• INSTRUCTION:
Repeat the material exactly, leaving nothing out.

[Part of a data file]
------------------------------------------------

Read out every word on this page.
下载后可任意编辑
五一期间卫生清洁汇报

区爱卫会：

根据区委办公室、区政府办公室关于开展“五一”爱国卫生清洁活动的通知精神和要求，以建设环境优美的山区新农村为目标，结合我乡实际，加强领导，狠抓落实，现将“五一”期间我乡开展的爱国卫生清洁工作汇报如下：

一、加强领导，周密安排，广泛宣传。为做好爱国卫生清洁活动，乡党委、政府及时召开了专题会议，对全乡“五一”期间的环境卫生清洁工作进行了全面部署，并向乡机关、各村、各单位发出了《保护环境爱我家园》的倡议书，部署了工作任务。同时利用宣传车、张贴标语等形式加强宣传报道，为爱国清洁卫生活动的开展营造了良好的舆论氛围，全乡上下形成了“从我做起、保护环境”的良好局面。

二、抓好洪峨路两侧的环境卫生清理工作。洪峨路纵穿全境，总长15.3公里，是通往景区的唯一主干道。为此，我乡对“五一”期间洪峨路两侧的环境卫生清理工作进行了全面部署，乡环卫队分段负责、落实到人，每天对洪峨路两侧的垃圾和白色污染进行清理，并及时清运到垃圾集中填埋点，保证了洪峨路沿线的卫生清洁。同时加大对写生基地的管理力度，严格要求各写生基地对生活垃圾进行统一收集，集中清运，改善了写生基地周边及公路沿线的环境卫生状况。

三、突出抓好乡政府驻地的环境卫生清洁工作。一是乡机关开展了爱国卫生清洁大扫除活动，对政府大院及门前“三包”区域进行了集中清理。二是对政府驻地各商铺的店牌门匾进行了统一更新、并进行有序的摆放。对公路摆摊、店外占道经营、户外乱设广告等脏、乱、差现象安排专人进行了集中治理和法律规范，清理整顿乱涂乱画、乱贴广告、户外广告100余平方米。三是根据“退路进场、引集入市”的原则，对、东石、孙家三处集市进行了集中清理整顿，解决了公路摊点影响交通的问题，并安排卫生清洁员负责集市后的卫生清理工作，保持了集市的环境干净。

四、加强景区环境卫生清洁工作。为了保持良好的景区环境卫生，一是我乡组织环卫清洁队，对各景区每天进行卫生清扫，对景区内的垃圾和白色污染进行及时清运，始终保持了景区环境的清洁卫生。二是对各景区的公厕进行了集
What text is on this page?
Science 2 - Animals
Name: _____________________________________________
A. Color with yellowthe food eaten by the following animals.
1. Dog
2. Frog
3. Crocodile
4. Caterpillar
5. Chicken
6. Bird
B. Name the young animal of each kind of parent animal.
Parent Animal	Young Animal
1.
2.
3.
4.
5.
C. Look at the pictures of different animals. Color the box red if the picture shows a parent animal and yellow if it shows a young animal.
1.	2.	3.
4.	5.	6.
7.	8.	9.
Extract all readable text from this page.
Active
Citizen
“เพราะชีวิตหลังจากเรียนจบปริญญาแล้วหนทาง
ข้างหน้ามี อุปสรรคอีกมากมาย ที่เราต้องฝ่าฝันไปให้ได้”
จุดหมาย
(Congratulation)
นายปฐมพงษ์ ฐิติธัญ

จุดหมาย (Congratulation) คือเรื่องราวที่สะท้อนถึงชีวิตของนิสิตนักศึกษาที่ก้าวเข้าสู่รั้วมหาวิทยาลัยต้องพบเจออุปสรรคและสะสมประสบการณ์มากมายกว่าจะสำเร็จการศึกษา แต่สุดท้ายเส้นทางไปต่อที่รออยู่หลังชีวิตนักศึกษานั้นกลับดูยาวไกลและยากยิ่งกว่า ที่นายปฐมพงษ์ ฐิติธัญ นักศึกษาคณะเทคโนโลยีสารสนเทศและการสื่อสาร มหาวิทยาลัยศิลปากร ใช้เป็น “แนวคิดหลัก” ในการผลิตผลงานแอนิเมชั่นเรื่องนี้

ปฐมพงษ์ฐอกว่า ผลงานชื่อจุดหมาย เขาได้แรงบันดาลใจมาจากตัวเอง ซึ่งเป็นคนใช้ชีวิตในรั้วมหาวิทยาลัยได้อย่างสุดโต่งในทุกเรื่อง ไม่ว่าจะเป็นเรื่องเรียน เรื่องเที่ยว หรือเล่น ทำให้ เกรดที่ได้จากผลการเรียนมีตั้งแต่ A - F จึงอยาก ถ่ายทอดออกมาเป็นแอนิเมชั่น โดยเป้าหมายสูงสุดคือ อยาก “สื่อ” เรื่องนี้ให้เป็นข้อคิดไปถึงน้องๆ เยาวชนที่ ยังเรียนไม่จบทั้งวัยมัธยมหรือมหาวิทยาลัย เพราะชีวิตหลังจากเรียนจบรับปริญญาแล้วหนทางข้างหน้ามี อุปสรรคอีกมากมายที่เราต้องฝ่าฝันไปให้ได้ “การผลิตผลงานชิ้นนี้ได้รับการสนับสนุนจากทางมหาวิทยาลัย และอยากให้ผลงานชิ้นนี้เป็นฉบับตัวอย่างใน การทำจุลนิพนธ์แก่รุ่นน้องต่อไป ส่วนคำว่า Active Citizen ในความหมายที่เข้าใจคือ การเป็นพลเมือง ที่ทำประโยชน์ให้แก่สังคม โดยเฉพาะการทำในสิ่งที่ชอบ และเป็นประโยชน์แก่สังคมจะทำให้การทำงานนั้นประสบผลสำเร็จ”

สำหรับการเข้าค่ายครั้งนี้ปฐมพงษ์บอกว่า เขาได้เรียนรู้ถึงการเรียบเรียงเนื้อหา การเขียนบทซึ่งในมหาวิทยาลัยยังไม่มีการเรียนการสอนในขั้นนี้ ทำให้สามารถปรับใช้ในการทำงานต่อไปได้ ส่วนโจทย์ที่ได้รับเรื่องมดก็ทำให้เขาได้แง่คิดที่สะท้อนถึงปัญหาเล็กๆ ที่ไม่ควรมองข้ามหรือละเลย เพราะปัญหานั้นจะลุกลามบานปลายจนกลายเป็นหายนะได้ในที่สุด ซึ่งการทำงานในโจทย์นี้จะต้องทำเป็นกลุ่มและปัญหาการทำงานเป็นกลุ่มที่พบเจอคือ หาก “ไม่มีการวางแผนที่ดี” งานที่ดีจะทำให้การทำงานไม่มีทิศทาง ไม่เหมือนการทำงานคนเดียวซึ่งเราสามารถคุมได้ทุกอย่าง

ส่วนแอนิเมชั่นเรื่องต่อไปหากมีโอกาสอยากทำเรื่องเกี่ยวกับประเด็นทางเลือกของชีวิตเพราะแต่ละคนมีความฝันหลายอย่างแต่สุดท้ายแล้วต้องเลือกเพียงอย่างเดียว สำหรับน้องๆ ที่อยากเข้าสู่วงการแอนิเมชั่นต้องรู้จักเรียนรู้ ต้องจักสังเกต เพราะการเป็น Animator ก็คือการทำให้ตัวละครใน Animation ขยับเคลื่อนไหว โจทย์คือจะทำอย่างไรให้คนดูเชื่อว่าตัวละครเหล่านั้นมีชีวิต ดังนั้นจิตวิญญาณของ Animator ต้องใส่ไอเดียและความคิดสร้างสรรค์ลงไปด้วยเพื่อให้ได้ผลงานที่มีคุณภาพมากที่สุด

------------------------------------------------

• SOLUTION TO THE PROBLEM:
Read out every word on this page.
下载后可任意编辑
五一期间卫生清洁汇报

区爱卫会：

根据区委办公室、区政府办公室关于开展“五一”爱国卫生清洁活动的通知精神和要求，以建设环境优美的山区新农村为目标，结合我乡实际，加强领导，狠抓落实，现将“五一”期间我乡开展的爱国卫生清洁工作汇报如下：

一、加强领导，周密安排，广泛宣传。为做好爱国卫生清洁活动，乡党委、政府及时召开了专题会议，对全乡“五一”期间的环境卫生清洁工作进行了全面部署，并向乡机关、各村、各单位发出了《保护环境爱我家园》的倡议书，部署了工作任务。同时利用宣传车、张贴标语等形式加强宣传报道，为爱国清洁卫生活动的开展营造了良好的舆论氛围，全乡上下形成了“从我做起、保护环境”的良好局面。

二、抓好洪峨路两侧的环境卫生清理工作。洪峨路纵穿全境，总长15.3公里，是通往景区的唯一主干道。为此，我乡对“五一”期间洪峨路两侧的环境卫生清理工作进行了全面部署，乡环卫队分段负责、落实到人，每天对洪峨路两侧的垃圾和白色污染进行清理，并及时清运到垃圾集中填埋点，保证了洪峨路沿线的卫生清洁。同时加大对写生基地的管理力度，严格要求各写生基地对生活垃圾进行统一收集，集中清运，改善了写生基地周边及公路沿线的环境卫生状况。

三、突出抓好乡政府驻地的环境卫生清洁工作。一是乡机关开展了爱国卫生清洁大扫除活动，对政府大院及门前“三包”区域进行了集中清理。二是对政府驻地各商铺的店牌门匾进行了统一更新、并进行有序的摆放。对公路摆摊、店外占道经营、户外乱设广告等脏、乱、差现象安排专人进行了集中治理和法律规范，清理整顿乱涂乱画、乱贴广告、户外广告100余平方米。三是根据“退路进场、引集入市”的原则，对、东石、孙家三处集市进行了集中清理整顿，解决了公路摊点影响交通的问题，并安排卫生清洁员负责集市后的卫生清理工作，保持了集市的环境干净。

四、加强景区环境卫生清洁工作。为了保持良好的景区环境卫生，一是我乡组织环卫清洁队，对各景区每天进行卫生清扫，对景区内的垃圾和白色污染进行及时清运，始终保持了景区环境的清洁卫生。二是对各景区的公厕进行了集
What text is on this page?
Science 2 - Animals
Name: _____________________________________________
A. Color with yellowthe food eaten by the following animals.
1. Dog
2. Frog
3. Crocodile
4. Caterpillar
5. Chicken
6. Bird
B. Name the young animal of each kind of parent animal.
Parent Animal	Young Animal
1.
2.
3.
4.
5.
C. Look at the pictures of different animals. Color the box red if the picture shows a parent animal and yellow if it shows a young animal.
1.	2.	3.
4.	5.	6.
7.	8.	9.
Extract all readable text from this page.
Active
Citizen
“เพราะชีวิตหลังจากเรียนจบปริญญาแล้วหนทาง
ข้างหน้ามี อุปสรรคอีกมากมาย ที่เราต้องฝ่าฝันไปให้ได้”
จุดหมาย
(Congratulation)
นายปฐมพงษ์ ฐิติธัญ

จุดหมาย (Congratulation) คือเรื่องราวที่สะท้อนถึงชีวิตของนิสิตนักศึกษาที่ก้าวเข้าสู่รั้วมหาวิทยาลัยต้องพบเจออุปสรรคและสะสมประสบการณ์มากมายกว่าจะสำเร็จการศึกษา แต่สุดท้ายเส้นทางไปต่อที่รออยู่หลังชีวิตนักศึกษานั้นกลับดูยาวไกลและยากยิ่งกว่า ที่นายปฐมพงษ์ ฐิติธัญ นักศึกษาคณะเทคโนโลยีสารสนเทศและการสื่อสาร มหาวิทยาลัยศิลปากร ใช้เป็น “แนวคิดหลัก” ในการผลิตผลงานแอนิเมชั่นเรื่องนี้

ปฐมพงษ์ฐอกว่า ผลงานชื่อจุดหมาย เขาได้แรงบันดาลใจมาจากตัวเอง ซึ่งเป็นคนใช้ชีวิตในรั้วมหาวิทยาลัยได้อย่างสุดโต่งในทุกเรื่อง ไม่ว่าจะเป็นเรื่องเรียน เรื่องเที่ยว หรือเล่น ทำให้ เกรดที่ได้จากผลการเรียนมีตั้งแต่ A - F จึงอยาก ถ่ายทอดออกมาเป็นแอนิเมชั่น โดยเป้าหมายสูงสุดคือ อยาก “สื่อ” เรื่องนี้ให้เป็นข้อคิดไปถึงน้องๆ เยาวชนที่ ยังเรียนไม่จบทั้งวัยมัธยมหรือมหาวิทยาลัย เพราะชีวิตหลังจากเรียนจบรับปริญญาแล้วหนทางข้างหน้ามี อุปสรรคอีกมากมายที่เราต้องฝ่าฝันไปให้ได้ “การผลิตผลงานชิ้นนี้ได้รับการสนับสนุนจากทางมหาวิทยาลัย และอยากให้ผลงานชิ้นนี้เป็นฉบับตัวอย่างใน การทำจุลนิพนธ์แก่รุ่นน้องต่อไป ส่วนคำว่า Active Citizen ในความหมายที่เข้าใจคือ การเป็นพลเมือง ที่ทำประโยชน์ให้แก่สังคม โดยเฉพาะการทำในสิ่งที่ชอบ และเป็นประโยชน์แก่สังคมจะทำให้การทำงานนั้นประสบผลสำเร็จ”

สำหรับการเข้าค่ายครั้งนี้ปฐมพงษ์บอกว่า เขาได้เรียนรู้ถึงการเรียบเรียงเนื้อหา การเขียนบทซึ่งในมหาวิทยาลัยยังไม่มีการเรียนการสอนในขั้นนี้ ทำให้สามารถปรับใช้ในการทำงานต่อไปได้ ส่วนโจทย์ที่ได้รับเรื่องมดก็ทำให้เขาได้แง่คิดที่สะท้อนถึงปัญหาเล็กๆ ที่ไม่ควรมองข้ามหรือละเลย เพราะปัญหานั้นจะลุกลามบานปลายจนกลายเป็นหายนะได้ในที่สุด ซึ่งการทำงานในโจทย์นี้จะต้องทำเป็นกลุ่มและปัญหาการทำงานเป็นกลุ่มที่พบเจอคือ หาก “ไม่มีการวางแผนที่ดี” งานที่ดีจะทำให้การทำงานไม่มีทิศทาง ไม่เหมือนการทำงานคนเดียวซึ่งเราสามารถคุมได้ทุกอย่าง

ส่วนแอนิเมชั่นเรื่องต่อไปหากมีโอกาสอยากทำเรื่องเกี่ยวกับประเด็นทางเลือกของชีวิตเพราะแต่ละคนมีความฝันหลายอย่างแต่สุดท้ายแล้วต้องเลือกเพียงอย่างเดียว สำหรับน้องๆ ที่อยากเข้าสู่วงการแอนิเมชั่นต้องรู้จักเรียนรู้ ต้องจักสังเกต เพราะการเป็น Animator ก็คือการทำให้ตัวละครใน Animation ขยับเคลื่อนไหว โจทย์คือจะทำอย่างไรให้คนดูเชื่อว่าตัวละครเหล่านั้นมีชีวิต ดังนั้นจิตวิญญาณของ Animator ต้องใส่ไอเดียและความคิดสร้างสรรค์ลงไปด้วยเพื่อให้ได้ผลงานที่มีคุณภาพมากที่สุด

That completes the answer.